▸ **Your instructions**: Find all lines in the records that include the word "JSON", and copy them out.
^^^^^^^^
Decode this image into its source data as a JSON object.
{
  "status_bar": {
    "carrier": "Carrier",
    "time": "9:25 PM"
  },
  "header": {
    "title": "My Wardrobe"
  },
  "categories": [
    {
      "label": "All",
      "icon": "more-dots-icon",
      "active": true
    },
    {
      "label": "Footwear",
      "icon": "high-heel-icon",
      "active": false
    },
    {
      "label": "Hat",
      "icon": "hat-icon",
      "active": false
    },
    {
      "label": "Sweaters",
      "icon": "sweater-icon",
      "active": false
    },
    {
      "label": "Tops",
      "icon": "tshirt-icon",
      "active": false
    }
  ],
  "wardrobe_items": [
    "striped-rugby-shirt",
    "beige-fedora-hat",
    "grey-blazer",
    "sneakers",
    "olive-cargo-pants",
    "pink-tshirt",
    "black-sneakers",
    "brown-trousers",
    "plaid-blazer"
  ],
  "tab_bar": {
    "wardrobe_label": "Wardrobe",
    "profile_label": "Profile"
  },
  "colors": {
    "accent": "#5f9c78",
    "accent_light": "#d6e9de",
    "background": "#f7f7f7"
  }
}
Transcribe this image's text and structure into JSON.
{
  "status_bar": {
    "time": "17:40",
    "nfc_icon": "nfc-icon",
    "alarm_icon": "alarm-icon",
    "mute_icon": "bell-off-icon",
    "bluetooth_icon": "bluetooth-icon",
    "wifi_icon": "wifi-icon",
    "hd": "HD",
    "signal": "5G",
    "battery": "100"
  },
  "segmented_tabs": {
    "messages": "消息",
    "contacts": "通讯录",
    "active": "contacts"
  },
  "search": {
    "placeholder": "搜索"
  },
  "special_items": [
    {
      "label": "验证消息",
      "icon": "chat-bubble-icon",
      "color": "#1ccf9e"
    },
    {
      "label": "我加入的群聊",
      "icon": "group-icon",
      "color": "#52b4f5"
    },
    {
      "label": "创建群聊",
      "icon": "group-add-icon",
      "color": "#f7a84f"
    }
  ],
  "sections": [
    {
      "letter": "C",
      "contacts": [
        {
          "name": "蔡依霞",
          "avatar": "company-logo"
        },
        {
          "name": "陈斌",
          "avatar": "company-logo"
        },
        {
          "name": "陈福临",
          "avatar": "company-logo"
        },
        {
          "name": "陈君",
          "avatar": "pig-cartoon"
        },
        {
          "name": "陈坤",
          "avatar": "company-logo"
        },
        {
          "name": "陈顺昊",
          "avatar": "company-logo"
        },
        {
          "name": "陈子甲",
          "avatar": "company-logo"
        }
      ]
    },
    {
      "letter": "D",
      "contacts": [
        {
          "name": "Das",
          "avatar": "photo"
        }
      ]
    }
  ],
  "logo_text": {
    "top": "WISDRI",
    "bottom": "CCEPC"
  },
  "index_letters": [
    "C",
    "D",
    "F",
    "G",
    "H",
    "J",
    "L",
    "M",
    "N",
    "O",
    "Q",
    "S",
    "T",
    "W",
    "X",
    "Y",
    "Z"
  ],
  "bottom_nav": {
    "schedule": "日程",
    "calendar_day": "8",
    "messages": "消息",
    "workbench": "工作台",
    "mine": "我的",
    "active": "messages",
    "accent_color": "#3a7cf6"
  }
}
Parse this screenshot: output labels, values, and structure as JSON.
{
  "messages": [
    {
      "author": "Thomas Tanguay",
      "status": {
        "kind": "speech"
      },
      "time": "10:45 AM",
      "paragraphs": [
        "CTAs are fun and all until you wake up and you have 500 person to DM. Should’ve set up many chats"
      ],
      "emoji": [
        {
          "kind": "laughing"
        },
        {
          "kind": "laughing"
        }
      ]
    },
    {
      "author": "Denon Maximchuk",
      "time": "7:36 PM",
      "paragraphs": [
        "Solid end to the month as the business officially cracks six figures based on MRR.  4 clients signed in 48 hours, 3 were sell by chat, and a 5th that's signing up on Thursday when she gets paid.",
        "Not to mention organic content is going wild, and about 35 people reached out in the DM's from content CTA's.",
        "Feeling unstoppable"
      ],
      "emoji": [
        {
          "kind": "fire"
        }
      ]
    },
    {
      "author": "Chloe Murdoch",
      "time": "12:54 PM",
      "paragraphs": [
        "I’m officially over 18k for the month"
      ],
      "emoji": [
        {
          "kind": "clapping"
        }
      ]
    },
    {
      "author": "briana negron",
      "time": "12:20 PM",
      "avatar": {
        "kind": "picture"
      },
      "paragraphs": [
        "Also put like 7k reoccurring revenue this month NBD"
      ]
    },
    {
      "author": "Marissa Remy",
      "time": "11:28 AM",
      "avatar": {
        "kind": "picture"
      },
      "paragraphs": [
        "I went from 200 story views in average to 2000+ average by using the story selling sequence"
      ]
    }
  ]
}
^^^^^^^^
▸ **Task response**:
Decode this image into its source data as a JSON object.
Transcribe this image's text and structure into JSON.
Parse this screenshot: output labels, values, and structure as JSON.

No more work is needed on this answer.